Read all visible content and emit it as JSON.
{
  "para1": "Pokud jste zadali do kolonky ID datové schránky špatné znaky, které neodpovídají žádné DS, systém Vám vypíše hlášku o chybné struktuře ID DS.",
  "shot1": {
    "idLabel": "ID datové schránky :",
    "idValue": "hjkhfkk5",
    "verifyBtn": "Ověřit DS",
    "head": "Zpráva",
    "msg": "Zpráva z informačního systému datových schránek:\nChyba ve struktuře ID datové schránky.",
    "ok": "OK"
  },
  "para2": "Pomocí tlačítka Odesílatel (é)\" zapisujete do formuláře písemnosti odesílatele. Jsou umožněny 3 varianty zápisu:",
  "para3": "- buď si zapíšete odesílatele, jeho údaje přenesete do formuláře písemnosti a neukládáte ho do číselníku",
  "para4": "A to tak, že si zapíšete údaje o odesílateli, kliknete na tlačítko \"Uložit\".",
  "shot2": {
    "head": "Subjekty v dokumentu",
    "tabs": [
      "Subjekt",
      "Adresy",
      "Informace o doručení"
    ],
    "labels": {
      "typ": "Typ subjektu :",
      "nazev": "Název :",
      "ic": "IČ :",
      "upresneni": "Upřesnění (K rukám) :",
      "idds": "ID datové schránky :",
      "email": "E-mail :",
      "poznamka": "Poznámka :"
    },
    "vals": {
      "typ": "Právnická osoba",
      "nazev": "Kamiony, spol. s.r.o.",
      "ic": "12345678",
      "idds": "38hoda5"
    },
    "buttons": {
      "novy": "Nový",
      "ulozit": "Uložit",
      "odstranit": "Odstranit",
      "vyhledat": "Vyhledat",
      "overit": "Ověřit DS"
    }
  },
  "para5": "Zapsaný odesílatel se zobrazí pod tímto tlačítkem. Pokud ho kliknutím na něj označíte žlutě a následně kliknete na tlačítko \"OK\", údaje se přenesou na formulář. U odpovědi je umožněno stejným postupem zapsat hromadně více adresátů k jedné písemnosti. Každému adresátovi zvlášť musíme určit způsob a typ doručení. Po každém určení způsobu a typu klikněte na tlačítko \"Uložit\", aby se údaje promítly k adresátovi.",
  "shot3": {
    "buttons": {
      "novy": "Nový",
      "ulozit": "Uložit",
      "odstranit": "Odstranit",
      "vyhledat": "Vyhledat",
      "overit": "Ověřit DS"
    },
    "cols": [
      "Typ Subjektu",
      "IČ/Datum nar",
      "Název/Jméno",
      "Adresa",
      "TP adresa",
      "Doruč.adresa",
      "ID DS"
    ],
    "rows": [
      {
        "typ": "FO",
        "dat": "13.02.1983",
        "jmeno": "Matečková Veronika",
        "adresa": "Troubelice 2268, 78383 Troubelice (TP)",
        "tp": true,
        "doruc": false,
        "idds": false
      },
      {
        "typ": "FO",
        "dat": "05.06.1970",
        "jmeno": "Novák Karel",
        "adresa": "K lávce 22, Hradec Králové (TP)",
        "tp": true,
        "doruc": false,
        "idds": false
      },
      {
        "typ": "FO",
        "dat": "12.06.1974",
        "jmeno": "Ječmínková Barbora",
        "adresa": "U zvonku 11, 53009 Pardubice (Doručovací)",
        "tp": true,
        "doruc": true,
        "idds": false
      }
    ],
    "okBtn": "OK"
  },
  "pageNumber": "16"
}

+++

**Your task**
Every entry must be quoted exactly as it appears above.

**Expected output**
Read all visible content and emit it as JSON.
{
  "para1": "Pokud jste zadali do kolonky ID datové schránky špatné znaky, které neodpovídají žádné DS, systém Vám vypíše hlášku o chybné struktuře ID DS.",
  "shot1": {
    "idLabel": "ID datové schránky :",
    "idValue": "hjkhfkk5",
    "verifyBtn": "Ověřit DS",
    "head": "Zpráva",
    "msg": "Zpráva z informačního systému datových schránek:\nChyba ve struktuře ID datové schránky.",
    "ok": "OK"
  },
  "para2": "Pomocí tlačítka Odesílatel (é)\" zapisujete do formuláře písemnosti odesílatele. Jsou umožněny 3 varianty zápisu:",
  "para3": "- buď si zapíšete odesílatele, jeho údaje přenesete do formuláře písemnosti a neukládáte ho do číselníku",
  "para4": "A to tak, že si zapíšete údaje o odesílateli, kliknete na tlačítko \"Uložit\".",
  "shot2": {
    "head": "Subjekty v dokumentu",
    "tabs": [
      "Subjekt",
      "Adresy",
      "Informace o doručení"
    ],
    "labels": {
      "typ": "Typ subjektu :",
      "nazev": "Název :",
      "ic": "IČ :",
      "upresneni": "Upřesnění (K rukám) :",
      "idds": "ID datové schránky :",
      "email": "E-mail :",
      "poznamka": "Poznámka :"
    },
    "vals": {
      "typ": "Právnická osoba",
      "nazev": "Kamiony, spol. s.r.o.",
      "ic": "12345678",
      "idds": "38hoda5"
    },
    "buttons": {
      "novy": "Nový",
      "ulozit": "Uložit",
      "odstranit": "Odstranit",
      "vyhledat": "Vyhledat",
      "overit": "Ověřit DS"
    }
  },
  "para5": "Zapsaný odesílatel se zobrazí pod tímto tlačítkem. Pokud ho kliknutím na něj označíte žlutě a následně kliknete na tlačítko \"OK\", údaje se přenesou na formulář. U odpovědi je umožněno stejným postupem zapsat hromadně více adresátů k jedné písemnosti. Každému adresátovi zvlášť musíme určit způsob a typ doručení. Po každém určení způsobu a typu klikněte na tlačítko \"Uložit\", aby se údaje promítly k adresátovi.",
  "shot3": {
    "buttons": {
      "novy": "Nový",
      "ulozit": "Uložit",
      "odstranit": "Odstranit",
      "vyhledat": "Vyhledat",
      "overit": "Ověřit DS"
    },
    "cols": [
      "Typ Subjektu",
      "IČ/Datum nar",
      "Název/Jméno",
      "Adresa",
      "TP adresa",
      "Doruč.adresa",
      "ID DS"
    ],
    "rows": [
      {
        "typ": "FO",
        "dat": "13.02.1983",
        "jmeno": "Matečková Veronika",
        "adresa": "Troubelice 2268, 78383 Troubelice (TP)",
        "tp": true,
        "doruc": false,
        "idds": false
      },
      {
        "typ": "FO",
        "dat": "05.06.1970",
        "jmeno": "Novák Karel",
        "adresa": "K lávce 22, Hradec Králové (TP)",
        "tp": true,
        "doruc": false,
        "idds": false
      },
      {
        "typ": "FO",
        "dat": "12.06.1974",
        "jmeno": "Ječmínková Barbora",
        "adresa": "U zvonku 11, 53009 Pardubice (Doručovací)",
        "tp": true,
        "doruc": true,
        "idds": false
      }
    ],
    "okBtn": "OK"
  },
  "pageNumber": "16"
}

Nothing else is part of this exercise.